=== Exercise details ===
Filter the data below for the string "UNTAUGLICH" and copy each matching line.
==== Data entries ====
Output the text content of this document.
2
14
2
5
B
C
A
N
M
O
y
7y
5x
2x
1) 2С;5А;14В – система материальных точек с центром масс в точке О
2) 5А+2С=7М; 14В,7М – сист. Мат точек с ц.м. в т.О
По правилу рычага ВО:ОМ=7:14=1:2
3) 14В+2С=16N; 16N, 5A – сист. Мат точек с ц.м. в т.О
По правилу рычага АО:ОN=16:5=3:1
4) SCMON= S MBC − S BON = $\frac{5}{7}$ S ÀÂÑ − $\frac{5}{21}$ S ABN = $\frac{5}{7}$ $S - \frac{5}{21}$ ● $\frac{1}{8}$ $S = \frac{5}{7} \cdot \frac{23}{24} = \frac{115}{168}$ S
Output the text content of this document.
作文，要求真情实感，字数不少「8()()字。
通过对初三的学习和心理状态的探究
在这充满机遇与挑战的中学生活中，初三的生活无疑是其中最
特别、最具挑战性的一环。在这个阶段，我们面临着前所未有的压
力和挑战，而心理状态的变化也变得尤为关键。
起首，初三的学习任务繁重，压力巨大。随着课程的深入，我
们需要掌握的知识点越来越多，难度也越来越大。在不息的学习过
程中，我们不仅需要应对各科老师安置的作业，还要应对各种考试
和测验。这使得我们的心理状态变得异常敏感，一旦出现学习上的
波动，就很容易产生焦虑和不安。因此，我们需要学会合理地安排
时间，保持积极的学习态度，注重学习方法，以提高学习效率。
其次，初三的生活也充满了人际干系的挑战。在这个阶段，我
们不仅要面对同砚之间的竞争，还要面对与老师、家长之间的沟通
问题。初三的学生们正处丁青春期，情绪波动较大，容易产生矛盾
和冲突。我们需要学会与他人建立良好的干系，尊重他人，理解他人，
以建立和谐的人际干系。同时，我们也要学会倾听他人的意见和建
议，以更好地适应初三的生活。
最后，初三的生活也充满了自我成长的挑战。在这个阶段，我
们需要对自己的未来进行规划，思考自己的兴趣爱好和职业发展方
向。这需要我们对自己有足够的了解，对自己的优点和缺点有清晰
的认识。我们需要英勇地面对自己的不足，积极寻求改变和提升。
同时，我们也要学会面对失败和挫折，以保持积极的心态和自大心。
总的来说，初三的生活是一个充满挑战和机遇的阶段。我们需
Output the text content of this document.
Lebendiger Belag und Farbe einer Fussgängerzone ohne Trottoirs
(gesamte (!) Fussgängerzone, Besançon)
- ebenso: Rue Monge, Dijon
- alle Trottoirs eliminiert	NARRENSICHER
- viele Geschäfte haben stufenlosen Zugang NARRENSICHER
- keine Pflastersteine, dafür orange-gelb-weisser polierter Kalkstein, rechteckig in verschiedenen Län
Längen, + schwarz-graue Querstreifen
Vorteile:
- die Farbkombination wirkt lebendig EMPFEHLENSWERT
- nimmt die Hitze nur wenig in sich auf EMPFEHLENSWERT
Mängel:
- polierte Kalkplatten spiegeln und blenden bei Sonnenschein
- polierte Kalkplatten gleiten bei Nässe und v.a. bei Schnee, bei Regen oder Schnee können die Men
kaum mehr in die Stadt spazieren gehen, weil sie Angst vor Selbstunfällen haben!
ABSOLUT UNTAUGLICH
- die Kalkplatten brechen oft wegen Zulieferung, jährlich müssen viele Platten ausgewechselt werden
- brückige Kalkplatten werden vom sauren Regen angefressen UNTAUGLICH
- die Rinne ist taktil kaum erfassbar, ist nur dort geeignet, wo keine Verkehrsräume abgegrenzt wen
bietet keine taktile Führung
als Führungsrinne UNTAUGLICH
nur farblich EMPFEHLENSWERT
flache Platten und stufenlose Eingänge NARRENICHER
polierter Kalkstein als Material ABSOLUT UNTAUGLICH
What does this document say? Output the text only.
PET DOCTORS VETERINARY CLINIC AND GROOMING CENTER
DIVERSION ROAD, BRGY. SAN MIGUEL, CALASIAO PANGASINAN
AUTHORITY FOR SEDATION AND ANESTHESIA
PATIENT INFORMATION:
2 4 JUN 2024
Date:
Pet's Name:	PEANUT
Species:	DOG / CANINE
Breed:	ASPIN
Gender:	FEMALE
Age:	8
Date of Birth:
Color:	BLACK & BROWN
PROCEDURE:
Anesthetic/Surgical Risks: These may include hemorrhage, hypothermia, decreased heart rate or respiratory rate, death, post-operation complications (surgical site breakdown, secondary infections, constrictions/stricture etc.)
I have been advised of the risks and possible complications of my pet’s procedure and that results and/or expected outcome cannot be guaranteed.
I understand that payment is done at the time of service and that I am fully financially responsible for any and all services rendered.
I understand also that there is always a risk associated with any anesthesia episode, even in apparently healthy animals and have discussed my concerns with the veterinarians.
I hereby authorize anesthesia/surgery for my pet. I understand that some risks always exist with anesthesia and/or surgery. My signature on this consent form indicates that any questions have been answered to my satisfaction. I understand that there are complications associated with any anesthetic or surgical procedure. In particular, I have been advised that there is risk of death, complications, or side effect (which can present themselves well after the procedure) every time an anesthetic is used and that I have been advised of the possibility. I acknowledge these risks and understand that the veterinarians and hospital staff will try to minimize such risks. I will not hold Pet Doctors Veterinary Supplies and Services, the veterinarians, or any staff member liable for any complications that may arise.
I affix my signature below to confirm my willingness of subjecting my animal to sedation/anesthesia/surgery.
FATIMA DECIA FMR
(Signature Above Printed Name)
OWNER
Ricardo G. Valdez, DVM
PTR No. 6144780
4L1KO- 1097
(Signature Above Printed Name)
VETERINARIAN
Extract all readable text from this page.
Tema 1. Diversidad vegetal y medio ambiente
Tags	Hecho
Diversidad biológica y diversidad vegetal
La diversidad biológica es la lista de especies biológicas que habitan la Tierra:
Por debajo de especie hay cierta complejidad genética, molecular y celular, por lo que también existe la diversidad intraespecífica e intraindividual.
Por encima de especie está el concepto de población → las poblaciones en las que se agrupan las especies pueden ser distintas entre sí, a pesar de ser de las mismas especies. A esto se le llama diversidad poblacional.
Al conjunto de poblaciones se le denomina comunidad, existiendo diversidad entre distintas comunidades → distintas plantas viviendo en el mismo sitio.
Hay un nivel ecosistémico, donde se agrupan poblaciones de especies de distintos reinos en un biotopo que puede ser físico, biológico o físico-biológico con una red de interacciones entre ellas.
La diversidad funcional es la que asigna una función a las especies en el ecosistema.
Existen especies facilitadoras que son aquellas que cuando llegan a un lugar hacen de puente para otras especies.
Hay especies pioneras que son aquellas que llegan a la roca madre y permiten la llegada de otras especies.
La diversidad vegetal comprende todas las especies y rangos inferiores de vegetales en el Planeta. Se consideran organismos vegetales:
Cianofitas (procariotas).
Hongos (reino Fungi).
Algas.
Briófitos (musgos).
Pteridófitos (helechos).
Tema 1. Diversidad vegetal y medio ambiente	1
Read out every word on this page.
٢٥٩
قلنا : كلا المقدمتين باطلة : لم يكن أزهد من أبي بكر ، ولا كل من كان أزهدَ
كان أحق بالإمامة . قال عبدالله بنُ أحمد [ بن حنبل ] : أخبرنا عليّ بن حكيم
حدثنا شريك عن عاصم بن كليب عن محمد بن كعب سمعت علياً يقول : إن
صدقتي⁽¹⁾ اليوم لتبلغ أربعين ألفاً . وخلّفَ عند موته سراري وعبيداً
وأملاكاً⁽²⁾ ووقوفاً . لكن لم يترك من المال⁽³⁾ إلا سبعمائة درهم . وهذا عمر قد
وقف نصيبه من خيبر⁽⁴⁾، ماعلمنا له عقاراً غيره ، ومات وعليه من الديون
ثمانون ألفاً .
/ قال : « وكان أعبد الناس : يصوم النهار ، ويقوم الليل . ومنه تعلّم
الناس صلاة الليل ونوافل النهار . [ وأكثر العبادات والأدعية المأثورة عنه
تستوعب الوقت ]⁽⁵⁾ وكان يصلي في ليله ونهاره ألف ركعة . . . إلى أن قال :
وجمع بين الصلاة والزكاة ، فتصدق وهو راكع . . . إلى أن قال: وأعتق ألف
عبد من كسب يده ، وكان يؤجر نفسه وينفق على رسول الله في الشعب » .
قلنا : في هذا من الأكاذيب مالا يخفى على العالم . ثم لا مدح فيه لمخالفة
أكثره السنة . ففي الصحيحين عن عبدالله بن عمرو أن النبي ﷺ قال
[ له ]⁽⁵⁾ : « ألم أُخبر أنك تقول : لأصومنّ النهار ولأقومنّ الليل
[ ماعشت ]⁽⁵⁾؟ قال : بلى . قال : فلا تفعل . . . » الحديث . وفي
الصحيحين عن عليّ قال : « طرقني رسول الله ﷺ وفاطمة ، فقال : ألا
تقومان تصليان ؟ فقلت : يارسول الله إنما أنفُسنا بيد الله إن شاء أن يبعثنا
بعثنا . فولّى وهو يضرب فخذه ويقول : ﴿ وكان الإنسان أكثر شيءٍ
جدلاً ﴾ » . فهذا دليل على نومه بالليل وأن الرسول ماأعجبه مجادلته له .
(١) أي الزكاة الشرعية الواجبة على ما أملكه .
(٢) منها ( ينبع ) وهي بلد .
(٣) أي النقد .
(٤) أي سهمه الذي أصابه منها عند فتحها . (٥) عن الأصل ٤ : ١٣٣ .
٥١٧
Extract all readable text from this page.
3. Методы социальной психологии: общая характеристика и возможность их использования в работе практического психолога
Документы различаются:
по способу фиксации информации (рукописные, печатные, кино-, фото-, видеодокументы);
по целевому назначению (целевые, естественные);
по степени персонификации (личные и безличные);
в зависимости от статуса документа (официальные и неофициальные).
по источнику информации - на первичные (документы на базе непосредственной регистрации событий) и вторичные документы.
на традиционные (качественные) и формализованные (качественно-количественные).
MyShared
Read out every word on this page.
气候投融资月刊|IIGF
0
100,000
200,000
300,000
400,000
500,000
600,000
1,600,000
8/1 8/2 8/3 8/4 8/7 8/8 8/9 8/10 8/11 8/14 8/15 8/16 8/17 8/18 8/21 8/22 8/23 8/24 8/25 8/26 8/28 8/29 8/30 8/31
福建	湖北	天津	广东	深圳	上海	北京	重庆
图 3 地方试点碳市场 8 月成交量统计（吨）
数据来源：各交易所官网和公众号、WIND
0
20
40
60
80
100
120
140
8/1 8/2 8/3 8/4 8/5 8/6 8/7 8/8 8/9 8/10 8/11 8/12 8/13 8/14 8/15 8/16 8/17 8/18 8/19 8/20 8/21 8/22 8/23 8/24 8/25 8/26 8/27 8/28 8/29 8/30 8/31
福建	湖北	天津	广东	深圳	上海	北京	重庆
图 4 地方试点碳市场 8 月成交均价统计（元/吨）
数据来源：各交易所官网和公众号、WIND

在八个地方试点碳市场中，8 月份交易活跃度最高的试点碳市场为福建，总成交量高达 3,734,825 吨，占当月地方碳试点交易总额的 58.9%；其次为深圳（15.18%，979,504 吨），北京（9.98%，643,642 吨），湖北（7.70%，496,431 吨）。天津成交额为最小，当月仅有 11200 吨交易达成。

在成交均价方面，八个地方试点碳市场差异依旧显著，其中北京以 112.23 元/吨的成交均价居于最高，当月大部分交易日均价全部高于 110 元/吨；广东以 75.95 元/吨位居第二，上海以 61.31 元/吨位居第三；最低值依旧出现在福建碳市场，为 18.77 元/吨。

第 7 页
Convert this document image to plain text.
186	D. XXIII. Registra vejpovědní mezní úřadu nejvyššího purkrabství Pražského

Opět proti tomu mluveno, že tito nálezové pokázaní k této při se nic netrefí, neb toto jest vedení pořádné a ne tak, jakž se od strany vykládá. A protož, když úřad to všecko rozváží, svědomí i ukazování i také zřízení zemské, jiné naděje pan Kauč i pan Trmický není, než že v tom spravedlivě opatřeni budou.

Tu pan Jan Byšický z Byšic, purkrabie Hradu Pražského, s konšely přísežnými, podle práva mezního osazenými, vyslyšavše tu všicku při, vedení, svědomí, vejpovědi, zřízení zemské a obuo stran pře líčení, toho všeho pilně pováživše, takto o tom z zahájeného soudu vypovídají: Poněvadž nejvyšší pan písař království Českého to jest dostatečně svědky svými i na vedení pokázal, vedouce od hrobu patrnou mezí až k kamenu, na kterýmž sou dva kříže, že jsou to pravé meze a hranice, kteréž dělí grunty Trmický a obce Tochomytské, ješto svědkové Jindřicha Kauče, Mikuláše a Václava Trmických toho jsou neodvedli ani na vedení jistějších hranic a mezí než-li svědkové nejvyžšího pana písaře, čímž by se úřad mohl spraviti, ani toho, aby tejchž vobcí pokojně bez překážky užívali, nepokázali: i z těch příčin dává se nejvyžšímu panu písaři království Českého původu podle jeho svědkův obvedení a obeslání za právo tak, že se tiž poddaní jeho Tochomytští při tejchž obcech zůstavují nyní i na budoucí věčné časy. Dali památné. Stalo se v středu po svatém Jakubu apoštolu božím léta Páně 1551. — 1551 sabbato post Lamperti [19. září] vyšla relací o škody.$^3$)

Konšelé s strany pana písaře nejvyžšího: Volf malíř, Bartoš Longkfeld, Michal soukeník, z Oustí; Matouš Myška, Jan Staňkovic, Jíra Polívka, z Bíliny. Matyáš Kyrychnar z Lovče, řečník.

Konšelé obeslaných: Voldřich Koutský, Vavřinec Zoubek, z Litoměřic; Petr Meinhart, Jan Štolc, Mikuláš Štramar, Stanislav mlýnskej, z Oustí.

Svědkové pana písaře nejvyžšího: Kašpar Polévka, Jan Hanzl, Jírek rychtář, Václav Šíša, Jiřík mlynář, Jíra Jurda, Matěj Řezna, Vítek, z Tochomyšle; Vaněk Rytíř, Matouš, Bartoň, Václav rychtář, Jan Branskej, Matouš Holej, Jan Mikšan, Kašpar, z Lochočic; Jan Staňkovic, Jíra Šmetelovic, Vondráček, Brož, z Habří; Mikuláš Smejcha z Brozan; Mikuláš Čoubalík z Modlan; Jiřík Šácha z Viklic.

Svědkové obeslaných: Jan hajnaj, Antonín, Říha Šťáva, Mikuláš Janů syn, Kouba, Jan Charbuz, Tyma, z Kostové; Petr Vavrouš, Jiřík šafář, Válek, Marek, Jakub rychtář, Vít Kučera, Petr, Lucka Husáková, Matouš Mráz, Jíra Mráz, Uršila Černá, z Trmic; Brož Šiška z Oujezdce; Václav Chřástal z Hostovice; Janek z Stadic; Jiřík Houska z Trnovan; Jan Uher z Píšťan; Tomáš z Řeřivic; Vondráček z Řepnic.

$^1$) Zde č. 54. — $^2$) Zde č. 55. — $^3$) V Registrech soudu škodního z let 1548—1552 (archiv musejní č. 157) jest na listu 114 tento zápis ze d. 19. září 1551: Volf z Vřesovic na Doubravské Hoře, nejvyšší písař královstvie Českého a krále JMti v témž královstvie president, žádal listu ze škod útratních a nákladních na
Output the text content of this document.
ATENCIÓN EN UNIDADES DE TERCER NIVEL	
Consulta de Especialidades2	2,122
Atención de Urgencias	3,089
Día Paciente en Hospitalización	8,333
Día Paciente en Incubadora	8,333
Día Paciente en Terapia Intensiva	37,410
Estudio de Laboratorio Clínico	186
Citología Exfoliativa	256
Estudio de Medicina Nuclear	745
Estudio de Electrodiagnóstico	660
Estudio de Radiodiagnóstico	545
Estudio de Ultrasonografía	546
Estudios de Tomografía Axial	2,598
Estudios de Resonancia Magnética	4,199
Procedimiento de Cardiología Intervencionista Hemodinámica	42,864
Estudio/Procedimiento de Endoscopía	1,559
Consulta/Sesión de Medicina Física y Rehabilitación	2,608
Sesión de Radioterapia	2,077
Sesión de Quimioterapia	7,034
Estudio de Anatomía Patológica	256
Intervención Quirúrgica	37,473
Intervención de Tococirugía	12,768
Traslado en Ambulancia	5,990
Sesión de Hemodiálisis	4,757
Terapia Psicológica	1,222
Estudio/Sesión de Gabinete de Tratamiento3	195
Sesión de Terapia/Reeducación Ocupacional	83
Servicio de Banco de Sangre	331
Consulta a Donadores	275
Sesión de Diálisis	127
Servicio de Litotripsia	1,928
====
=== Output below ===
ABSOLUT UNTAUGLICH
- brückige Kalkplatten werden vom sauren Regen angefressen UNTAUGLICH
als Führungsrinne UNTAUGLICH
polierter Kalkstein als Material ABSOLUT UNTAUGLICH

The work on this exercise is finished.